SHORT EXERCISE: Identify each line in the records below that contains the word "Votes", and copy it.

+-------+

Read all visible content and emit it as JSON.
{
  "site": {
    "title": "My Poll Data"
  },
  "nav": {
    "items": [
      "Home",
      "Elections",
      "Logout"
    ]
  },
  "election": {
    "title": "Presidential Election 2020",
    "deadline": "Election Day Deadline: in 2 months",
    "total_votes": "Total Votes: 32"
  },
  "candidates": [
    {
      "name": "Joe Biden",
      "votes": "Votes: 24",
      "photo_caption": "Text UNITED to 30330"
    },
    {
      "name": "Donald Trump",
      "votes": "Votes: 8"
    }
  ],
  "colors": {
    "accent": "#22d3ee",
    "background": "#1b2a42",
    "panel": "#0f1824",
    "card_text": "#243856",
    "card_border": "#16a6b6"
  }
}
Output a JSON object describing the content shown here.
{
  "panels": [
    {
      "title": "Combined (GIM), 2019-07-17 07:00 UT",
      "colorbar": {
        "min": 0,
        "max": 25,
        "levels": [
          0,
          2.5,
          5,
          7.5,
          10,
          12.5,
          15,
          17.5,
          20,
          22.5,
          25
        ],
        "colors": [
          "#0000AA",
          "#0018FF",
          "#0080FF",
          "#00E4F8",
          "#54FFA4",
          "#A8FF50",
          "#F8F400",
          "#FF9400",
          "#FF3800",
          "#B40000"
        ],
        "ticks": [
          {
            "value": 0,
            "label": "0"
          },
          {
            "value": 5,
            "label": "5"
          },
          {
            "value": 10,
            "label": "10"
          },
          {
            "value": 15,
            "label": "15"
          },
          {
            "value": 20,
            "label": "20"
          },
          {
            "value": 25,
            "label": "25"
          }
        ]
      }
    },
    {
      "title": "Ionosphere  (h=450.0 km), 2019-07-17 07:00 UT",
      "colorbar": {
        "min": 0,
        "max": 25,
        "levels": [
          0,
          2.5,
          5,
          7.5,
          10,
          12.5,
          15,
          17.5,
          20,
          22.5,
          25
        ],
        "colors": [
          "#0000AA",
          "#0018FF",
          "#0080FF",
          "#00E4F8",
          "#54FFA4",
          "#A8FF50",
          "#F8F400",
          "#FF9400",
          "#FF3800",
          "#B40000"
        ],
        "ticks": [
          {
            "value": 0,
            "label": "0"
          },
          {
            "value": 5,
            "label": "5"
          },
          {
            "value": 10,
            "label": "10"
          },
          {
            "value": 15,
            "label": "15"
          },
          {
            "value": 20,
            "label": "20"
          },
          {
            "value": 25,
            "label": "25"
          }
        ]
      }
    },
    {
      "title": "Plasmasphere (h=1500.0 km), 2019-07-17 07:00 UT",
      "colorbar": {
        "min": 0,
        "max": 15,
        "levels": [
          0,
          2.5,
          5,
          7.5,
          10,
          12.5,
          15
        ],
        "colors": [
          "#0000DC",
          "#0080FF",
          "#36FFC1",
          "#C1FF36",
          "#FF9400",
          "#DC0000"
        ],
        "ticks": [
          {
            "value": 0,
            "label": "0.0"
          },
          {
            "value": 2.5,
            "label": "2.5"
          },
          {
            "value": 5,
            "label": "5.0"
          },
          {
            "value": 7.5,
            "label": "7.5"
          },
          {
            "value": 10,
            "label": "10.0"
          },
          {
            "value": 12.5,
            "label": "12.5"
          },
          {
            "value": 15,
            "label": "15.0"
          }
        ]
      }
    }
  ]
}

+-------+

FULL ANSWER:
    "total_votes": "Total Votes: 32"
      "votes": "Votes: 24",
      "votes": "Votes: 8"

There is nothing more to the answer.